Task instructions: Find the lines that contain the word "依次填入下面横线上的词语" and copy each one.
---+---
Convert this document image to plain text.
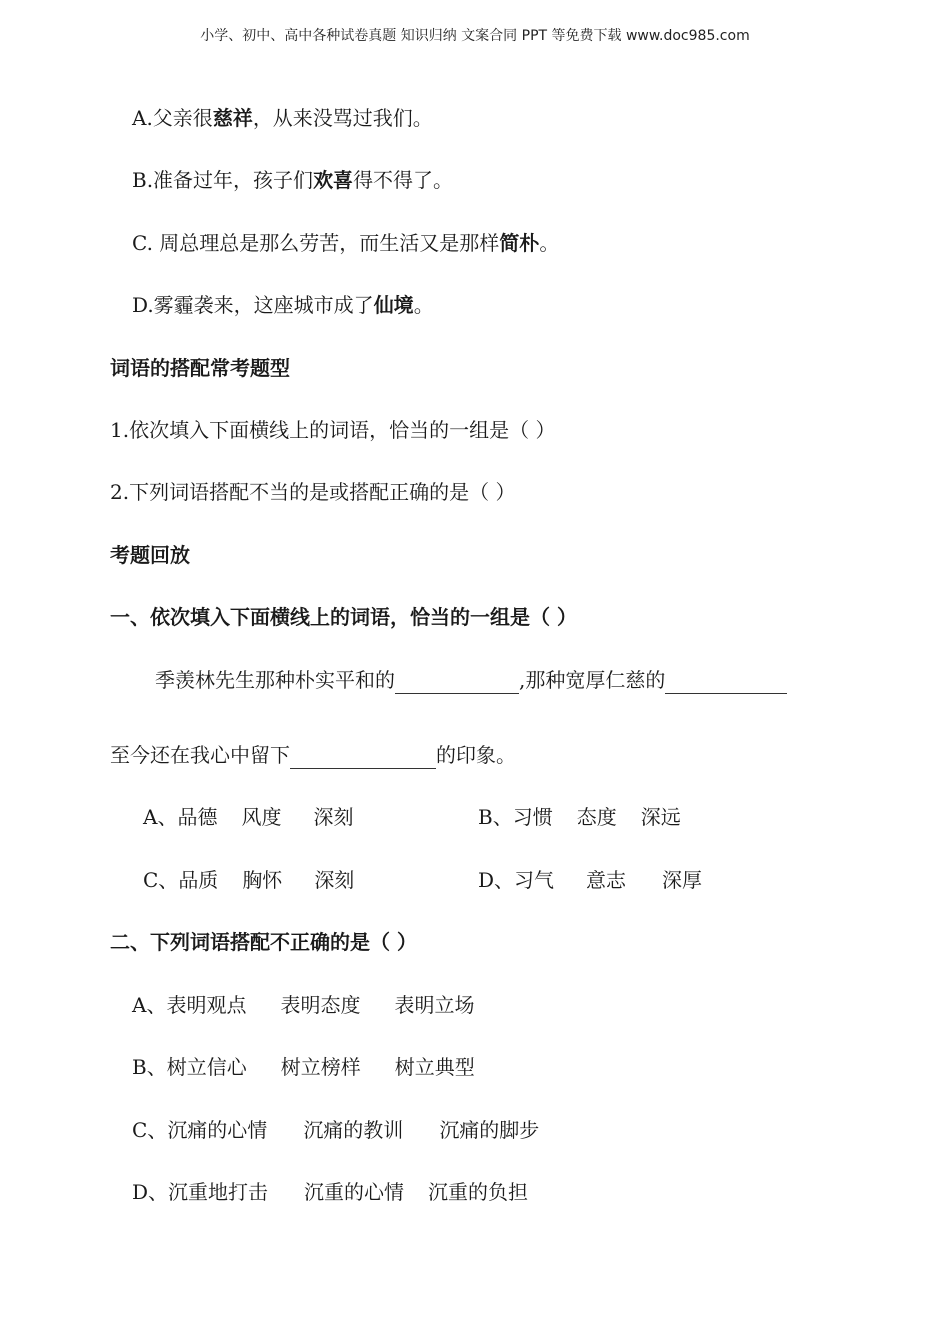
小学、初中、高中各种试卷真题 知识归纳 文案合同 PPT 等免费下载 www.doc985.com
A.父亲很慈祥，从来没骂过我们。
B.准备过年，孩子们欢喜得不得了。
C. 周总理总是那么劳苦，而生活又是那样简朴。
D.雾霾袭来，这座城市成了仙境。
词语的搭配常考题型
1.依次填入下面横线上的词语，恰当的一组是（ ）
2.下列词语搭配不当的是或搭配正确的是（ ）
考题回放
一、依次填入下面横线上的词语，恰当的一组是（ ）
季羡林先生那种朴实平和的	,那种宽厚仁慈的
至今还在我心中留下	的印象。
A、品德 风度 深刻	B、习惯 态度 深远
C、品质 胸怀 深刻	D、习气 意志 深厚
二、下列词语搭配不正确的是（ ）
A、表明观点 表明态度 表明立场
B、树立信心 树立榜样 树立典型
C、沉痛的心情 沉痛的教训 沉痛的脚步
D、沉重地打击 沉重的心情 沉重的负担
---+---
Result of the exercise:
1.依次填入下面横线上的词语，恰当的一组是（ ）
一、依次填入下面横线上的词语，恰当的一组是（ ）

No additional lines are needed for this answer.